练习题目 |
请列出下方练习文段“关键词”一栏中的全部关键词。

练习文段 |
···

暴马桑黄赤霉素合成基因GGPS的克隆及诱导表达

编号 zgly0001743569

文献类型 期刊论文

文献题名 暴马桑黄赤霉素合成基因GGPS的克隆及诱导表达

作者 刘增才  唐玉倩  佟鑫宇  邹莉 

作者单位 东北林业大学林学院 

母体文献 中南林业科技大学学报 

年卷期 2022,42(7)

页码 160-168

年份 2022 

分类号 S718.81 

关键词 暴马桑黄  牻牛儿基牻牛儿基焦磷酸合酶  基因克隆  赤霉素  茉莉酸甲酯  诱导表达 

文摘内容 【目的】对参与暴马桑黄赤霉素合成途径关键酶-牻牛儿基牻牛儿基焦磷酸合酶(geranylgeranyl pyrophosphate synthase,GGPS)基因进行克隆及诱导表达研究,以期深入了解暴马桑黄的生长发育机制,为获得优质高产的暴马桑黄菌株提供理论依据。【方法】采用PCR扩增技术获得暴马桑黄GGPS基因cDNA全长及启动子序列,利用生物信息学软件对序列进行分析;qRT-PCR技术分析不同浓度茉莉酸甲酯(methyl jasmonate,MeJA)对暴马桑黄GGPS基因转录水平的影响,并用分光光度计测定不同浓度MeJA诱导下赤霉素含量的变化;电子天平称量暴马桑黄菌丝体生物量;SDS-PAGE检测暴马桑黄GGPS基因原核表达情况。【结果】将克隆得到的暴马桑黄GGPS启动子和基因分别命名为SbGGPS启动子和SbGGPS基因。SbGGPS启动子分析结果显示,除了含有CAAT-box、TATA-box典型的启动子作用元件之外,还含有MeJA响应元件。基因分析发现,SbGGPS基因cDNA序列全长945 bp,共编码314个氨基酸,蛋白相对分子量35.89 kDa,不存在信号肽和跨膜结构。荧光定量分析、赤霉素含量测定及生物量检测结果表明,SbGGPS基因转录水平、赤霉素含量及生物量均随着MeJA浓度增加呈现显著下降的趋势,三者变化趋势基本一致,并且两两之间均呈显著正相关。SDS-PAGE结果显示,SbGGPS基因能够在原核系统中成功表达出蛋白。【结论】通过对SbGGPS基因的克隆及诱导表达分析发现,该基因在暴马桑黄赤霉素生物合成及生长发育过程中具有重要作用。

···

所给记录 |
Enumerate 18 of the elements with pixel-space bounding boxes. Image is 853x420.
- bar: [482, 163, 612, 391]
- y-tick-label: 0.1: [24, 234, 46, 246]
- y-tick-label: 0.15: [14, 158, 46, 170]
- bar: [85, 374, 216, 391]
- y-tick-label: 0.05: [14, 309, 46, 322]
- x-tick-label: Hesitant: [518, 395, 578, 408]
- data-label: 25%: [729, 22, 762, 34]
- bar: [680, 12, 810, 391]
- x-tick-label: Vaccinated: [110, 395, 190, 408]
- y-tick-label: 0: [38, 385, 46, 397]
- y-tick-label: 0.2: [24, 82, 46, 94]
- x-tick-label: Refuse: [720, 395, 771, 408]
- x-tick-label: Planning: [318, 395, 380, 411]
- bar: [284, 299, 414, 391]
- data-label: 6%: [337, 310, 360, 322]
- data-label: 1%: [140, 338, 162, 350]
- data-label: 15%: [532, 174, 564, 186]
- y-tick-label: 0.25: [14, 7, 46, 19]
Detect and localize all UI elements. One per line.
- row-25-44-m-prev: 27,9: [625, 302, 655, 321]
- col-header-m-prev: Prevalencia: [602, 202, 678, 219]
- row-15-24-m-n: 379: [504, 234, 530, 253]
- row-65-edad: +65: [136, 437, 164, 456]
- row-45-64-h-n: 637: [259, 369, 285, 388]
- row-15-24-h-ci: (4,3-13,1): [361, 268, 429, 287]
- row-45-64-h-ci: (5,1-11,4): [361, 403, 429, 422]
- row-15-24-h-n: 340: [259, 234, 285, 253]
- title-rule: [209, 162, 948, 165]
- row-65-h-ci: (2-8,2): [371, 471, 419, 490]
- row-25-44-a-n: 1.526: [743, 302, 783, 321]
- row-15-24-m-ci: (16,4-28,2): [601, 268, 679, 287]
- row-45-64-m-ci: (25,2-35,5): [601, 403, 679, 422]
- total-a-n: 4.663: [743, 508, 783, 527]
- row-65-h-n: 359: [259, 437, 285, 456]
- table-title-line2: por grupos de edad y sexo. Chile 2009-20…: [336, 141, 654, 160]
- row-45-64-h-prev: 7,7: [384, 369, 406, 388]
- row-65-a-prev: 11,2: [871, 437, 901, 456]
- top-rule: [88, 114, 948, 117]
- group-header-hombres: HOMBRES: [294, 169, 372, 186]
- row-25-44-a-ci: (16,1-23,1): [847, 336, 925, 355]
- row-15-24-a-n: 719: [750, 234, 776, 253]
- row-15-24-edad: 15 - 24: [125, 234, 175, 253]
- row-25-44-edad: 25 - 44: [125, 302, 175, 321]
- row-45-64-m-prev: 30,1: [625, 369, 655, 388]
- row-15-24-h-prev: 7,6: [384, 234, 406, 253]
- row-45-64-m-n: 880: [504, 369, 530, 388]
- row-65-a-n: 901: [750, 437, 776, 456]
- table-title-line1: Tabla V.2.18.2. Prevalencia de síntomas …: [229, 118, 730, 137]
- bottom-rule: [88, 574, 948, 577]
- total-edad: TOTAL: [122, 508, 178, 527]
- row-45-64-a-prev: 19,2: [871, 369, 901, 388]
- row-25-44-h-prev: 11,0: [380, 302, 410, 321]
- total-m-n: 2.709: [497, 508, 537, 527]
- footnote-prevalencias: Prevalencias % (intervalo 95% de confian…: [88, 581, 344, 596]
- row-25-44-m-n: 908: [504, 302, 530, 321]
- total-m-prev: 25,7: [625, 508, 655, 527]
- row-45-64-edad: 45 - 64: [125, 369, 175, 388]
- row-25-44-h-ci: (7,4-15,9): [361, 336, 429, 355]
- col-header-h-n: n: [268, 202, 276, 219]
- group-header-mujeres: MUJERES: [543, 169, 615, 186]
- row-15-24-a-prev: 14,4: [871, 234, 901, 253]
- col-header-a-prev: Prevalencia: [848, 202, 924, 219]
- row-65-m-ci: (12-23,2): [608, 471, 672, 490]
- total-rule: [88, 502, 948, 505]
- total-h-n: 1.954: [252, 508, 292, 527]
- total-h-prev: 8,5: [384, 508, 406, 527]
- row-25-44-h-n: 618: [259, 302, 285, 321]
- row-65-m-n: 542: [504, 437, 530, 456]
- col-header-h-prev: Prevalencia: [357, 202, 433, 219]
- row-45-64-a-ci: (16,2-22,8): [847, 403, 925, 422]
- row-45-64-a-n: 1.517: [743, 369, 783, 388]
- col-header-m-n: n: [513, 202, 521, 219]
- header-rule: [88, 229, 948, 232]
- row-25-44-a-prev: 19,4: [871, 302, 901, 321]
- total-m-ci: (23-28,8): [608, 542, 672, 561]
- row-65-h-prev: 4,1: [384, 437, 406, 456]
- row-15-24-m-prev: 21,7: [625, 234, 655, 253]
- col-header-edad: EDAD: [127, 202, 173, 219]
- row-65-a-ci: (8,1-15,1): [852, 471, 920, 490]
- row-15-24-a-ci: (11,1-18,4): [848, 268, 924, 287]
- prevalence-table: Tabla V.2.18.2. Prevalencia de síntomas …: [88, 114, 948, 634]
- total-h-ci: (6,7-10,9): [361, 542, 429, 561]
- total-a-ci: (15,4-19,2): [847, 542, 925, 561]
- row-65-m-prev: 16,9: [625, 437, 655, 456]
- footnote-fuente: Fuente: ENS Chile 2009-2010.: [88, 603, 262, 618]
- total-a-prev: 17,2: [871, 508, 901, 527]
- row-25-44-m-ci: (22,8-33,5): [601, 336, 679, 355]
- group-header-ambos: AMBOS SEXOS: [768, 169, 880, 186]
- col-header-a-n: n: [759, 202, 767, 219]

···

作答区 |
暴马桑黄、牻牛儿基牻牛儿基焦磷酸合酶、基因克隆、赤霉素、茉莉酸甲酯、诱导表达